Source records:
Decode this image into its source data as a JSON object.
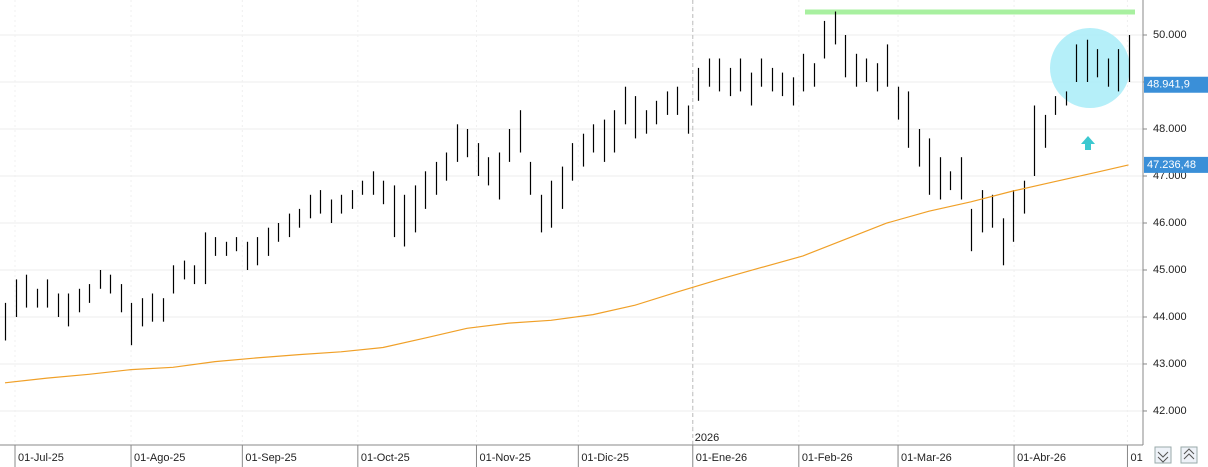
{
  "chart_data": {
    "type": "ohlc",
    "xlim": [
      -0.48,
      108.38
    ],
    "ylim": [
      41276,
      50745
    ],
    "grid": true,
    "color": "#000000",
    "yticks": [
      {
        "value": 42000,
        "label": "42.000"
      },
      {
        "value": 43000,
        "label": "43.000"
      },
      {
        "value": 44000,
        "label": "44.000"
      },
      {
        "value": 45000,
        "label": "45.000"
      },
      {
        "value": 46000,
        "label": "46.000"
      },
      {
        "value": 47000,
        "label": "47.000"
      },
      {
        "value": 48000,
        "label": "48.000"
      },
      {
        "value": 49000,
        "label": "49.000"
      },
      {
        "value": 50000,
        "label": "50.000"
      }
    ],
    "xticks": [
      {
        "value": 0.95,
        "label": "01-Jul-25"
      },
      {
        "value": 12,
        "label": "01-Ago-25"
      },
      {
        "value": 22.6,
        "label": "01-Sep-25"
      },
      {
        "value": 33.6,
        "label": "01-Oct-25"
      },
      {
        "value": 44.9,
        "label": "01-Nov-25"
      },
      {
        "value": 54.6,
        "label": "01-Dic-25"
      },
      {
        "value": 65.5,
        "label": "01-Ene-26"
      },
      {
        "value": 75.6,
        "label": "01-Feb-26"
      },
      {
        "value": 85.05,
        "label": "01-Mar-26"
      },
      {
        "value": 96.1,
        "label": "01-Abr-26"
      },
      {
        "value": 106.9,
        "label": "01"
      }
    ],
    "low": [
      43500,
      44000,
      44200,
      44200,
      44200,
      44000,
      43800,
      44100,
      44300,
      44600,
      44500,
      44100,
      43400,
      43800,
      43900,
      43900,
      44500,
      44800,
      44700,
      44700,
      45300,
      45300,
      45400,
      45000,
      45100,
      45300,
      45600,
      45700,
      45900,
      46100,
      46200,
      46000,
      46200,
      46300,
      46600,
      46600,
      46400,
      45700,
      45500,
      45800,
      46300,
      46600,
      46900,
      47300,
      47400,
      47000,
      46800,
      46500,
      47300,
      47500,
      46600,
      45800,
      45900,
      46300,
      46900,
      47200,
      47500,
      47300,
      47500,
      48100,
      47800,
      47900,
      48100,
      48300,
      48300,
      47900,
      48600,
      48900,
      48800,
      48700,
      48800,
      48500,
      48900,
      48800,
      48700,
      48500,
      48800,
      48900,
      49500,
      49800,
      49100,
      48900,
      49000,
      48800,
      48900,
      48200,
      47600,
      47200,
      46600,
      46500,
      46700,
      46500,
      45400,
      45800,
      45900,
      45100,
      45600,
      46200,
      47000,
      47600,
      48300,
      48500,
      49000,
      49000,
      49100,
      48900,
      48800,
      49000
    ],
    "high": [
      44300,
      44800,
      44900,
      44600,
      44800,
      44500,
      44500,
      44600,
      44700,
      45000,
      44900,
      44700,
      44300,
      44400,
      44500,
      44400,
      45100,
      45200,
      45100,
      45800,
      45700,
      45600,
      45700,
      45600,
      45700,
      45900,
      46000,
      46200,
      46300,
      46600,
      46700,
      46500,
      46600,
      46700,
      46900,
      47100,
      46900,
      46800,
      46600,
      46800,
      47100,
      47300,
      47500,
      48100,
      48000,
      47700,
      47400,
      47500,
      48000,
      48400,
      47300,
      46600,
      46900,
      47200,
      47700,
      47900,
      48100,
      48200,
      48400,
      48900,
      48700,
      48400,
      48600,
      48800,
      48900,
      48500,
      49300,
      49500,
      49500,
      49300,
      49500,
      49200,
      49500,
      49300,
      49200,
      49100,
      49600,
      49400,
      50300,
      50500,
      50000,
      49600,
      49500,
      49400,
      49800,
      48900,
      48800,
      48000,
      47800,
      47400,
      47100,
      47400,
      46300,
      46700,
      46600,
      46100,
      46700,
      46900,
      48500,
      48300,
      48700,
      48800,
      49800,
      49900,
      49700,
      49500,
      49700,
      50000
    ],
    "ma": {
      "color": "#f0a028",
      "x": [
        0,
        4,
        8,
        12,
        16,
        20,
        24,
        28,
        32,
        36,
        40,
        44,
        48,
        52,
        56,
        60,
        64,
        68,
        72,
        76,
        80,
        84,
        88,
        92,
        96,
        100,
        104,
        107
      ],
      "values": [
        42600,
        42700,
        42780,
        42880,
        42930,
        43050,
        43130,
        43200,
        43260,
        43350,
        43550,
        43760,
        43870,
        43930,
        44050,
        44250,
        44530,
        44800,
        45050,
        45300,
        45650,
        46000,
        46250,
        46450,
        46680,
        46880,
        47080,
        47236
      ]
    },
    "resistance": {
      "value": 50490,
      "color": "#a8f0a0"
    },
    "last_price": {
      "value": 48941.9,
      "label": "48.941,9",
      "color": "#3a8fd8"
    },
    "ma_label": {
      "value": 47236.48,
      "label": "47.236,48",
      "color": "#3a8fd8"
    },
    "year_marker": {
      "x": 65.5,
      "label": "2026"
    }
  }
}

Aim:
Copy every record character for character. Skip the pictures.

Answer below:
Decode this image into its source data as a JSON object.
{
  "chart_data": {
    "type": "ohlc",
    "xlim": [
      -0.48,
      108.38
    ],
    "ylim": [
      41276,
      50745
    ],
    "grid": true,
    "color": "#000000",
    "yticks": [
      {
        "value": 42000,
        "label": "42.000"
      },
      {
        "value": 43000,
        "label": "43.000"
      },
      {
        "value": 44000,
        "label": "44.000"
      },
      {
        "value": 45000,
        "label": "45.000"
      },
      {
        "value": 46000,
        "label": "46.000"
      },
      {
        "value": 47000,
        "label": "47.000"
      },
      {
        "value": 48000,
        "label": "48.000"
      },
      {
        "value": 49000,
        "label": "49.000"
      },
      {
        "value": 50000,
        "label": "50.000"
      }
    ],
    "xticks": [
      {
        "value": 0.95,
        "label": "01-Jul-25"
      },
      {
        "value": 12,
        "label": "01-Ago-25"
      },
      {
        "value": 22.6,
        "label": "01-Sep-25"
      },
      {
        "value": 33.6,
        "label": "01-Oct-25"
      },
      {
        "value": 44.9,
        "label": "01-Nov-25"
      },
      {
        "value": 54.6,
        "label": "01-Dic-25"
      },
      {
        "value": 65.5,
        "label": "01-Ene-26"
      },
      {
        "value": 75.6,
        "label": "01-Feb-26"
      },
      {
        "value": 85.05,
        "label": "01-Mar-26"
      },
      {
        "value": 96.1,
        "label": "01-Abr-26"
      },
      {
        "value": 106.9,
        "label": "01"
      }
    ],
    "low": [
      43500,
      44000,
      44200,
      44200,
      44200,
      44000,
      43800,
      44100,
      44300,
      44600,
      44500,
      44100,
      43400,
      43800,
      43900,
      43900,
      44500,
      44800,
      44700,
      44700,
      45300,
      45300,
      45400,
      45000,
      45100,
      45300,
      45600,
      45700,
      45900,
      46100,
      46200,
      46000,
      46200,
      46300,
      46600,
      46600,
      46400,
      45700,
      45500,
      45800,
      46300,
      46600,
      46900,
      47300,
      47400,
      47000,
      46800,
      46500,
      47300,
      47500,
      46600,
      45800,
      45900,
      46300,
      46900,
      47200,
      47500,
      47300,
      47500,
      48100,
      47800,
      47900,
      48100,
      48300,
      48300,
      47900,
      48600,
      48900,
      48800,
      48700,
      48800,
      48500,
      48900,
      48800,
      48700,
      48500,
      48800,
      48900,
      49500,
      49800,
      49100,
      48900,
      49000,
      48800,
      48900,
      48200,
      47600,
      47200,
      46600,
      46500,
      46700,
      46500,
      45400,
      45800,
      45900,
      45100,
      45600,
      46200,
      47000,
      47600,
      48300,
      48500,
      49000,
      49000,
      49100,
      48900,
      48800,
      49000
    ],
    "high": [
      44300,
      44800,
      44900,
      44600,
      44800,
      44500,
      44500,
      44600,
      44700,
      45000,
      44900,
      44700,
      44300,
      44400,
      44500,
      44400,
      45100,
      45200,
      45100,
      45800,
      45700,
      45600,
      45700,
      45600,
      45700,
      45900,
      46000,
      46200,
      46300,
      46600,
      46700,
      46500,
      46600,
      46700,
      46900,
      47100,
      46900,
      46800,
      46600,
      46800,
      47100,
      47300,
      47500,
      48100,
      48000,
      47700,
      47400,
      47500,
      48000,
      48400,
      47300,
      46600,
      46900,
      47200,
      47700,
      47900,
      48100,
      48200,
      48400,
      48900,
      48700,
      48400,
      48600,
      48800,
      48900,
      48500,
      49300,
      49500,
      49500,
      49300,
      49500,
      49200,
      49500,
      49300,
      49200,
      49100,
      49600,
      49400,
      50300,
      50500,
      50000,
      49600,
      49500,
      49400,
      49800,
      48900,
      48800,
      48000,
      47800,
      47400,
      47100,
      47400,
      46300,
      46700,
      46600,
      46100,
      46700,
      46900,
      48500,
      48300,
      48700,
      48800,
      49800,
      49900,
      49700,
      49500,
      49700,
      50000
    ],
    "ma": {
      "color": "#f0a028",
      "x": [
        0,
        4,
        8,
        12,
        16,
        20,
        24,
        28,
        32,
        36,
        40,
        44,
        48,
        52,
        56,
        60,
        64,
        68,
        72,
        76,
        80,
        84,
        88,
        92,
        96,
        100,
        104,
        107
      ],
      "values": [
        42600,
        42700,
        42780,
        42880,
        42930,
        43050,
        43130,
        43200,
        43260,
        43350,
        43550,
        43760,
        43870,
        43930,
        44050,
        44250,
        44530,
        44800,
        45050,
        45300,
        45650,
        46000,
        46250,
        46450,
        46680,
        46880,
        47080,
        47236
      ]
    },
    "resistance": {
      "value": 50490,
      "color": "#a8f0a0"
    },
    "last_price": {
      "value": 48941.9,
      "label": "48.941,9",
      "color": "#3a8fd8"
    },
    "ma_label": {
      "value": 47236.48,
      "label": "47.236,48",
      "color": "#3a8fd8"
    },
    "year_marker": {
      "x": 65.5,
      "label": "2026"
    }
  }
}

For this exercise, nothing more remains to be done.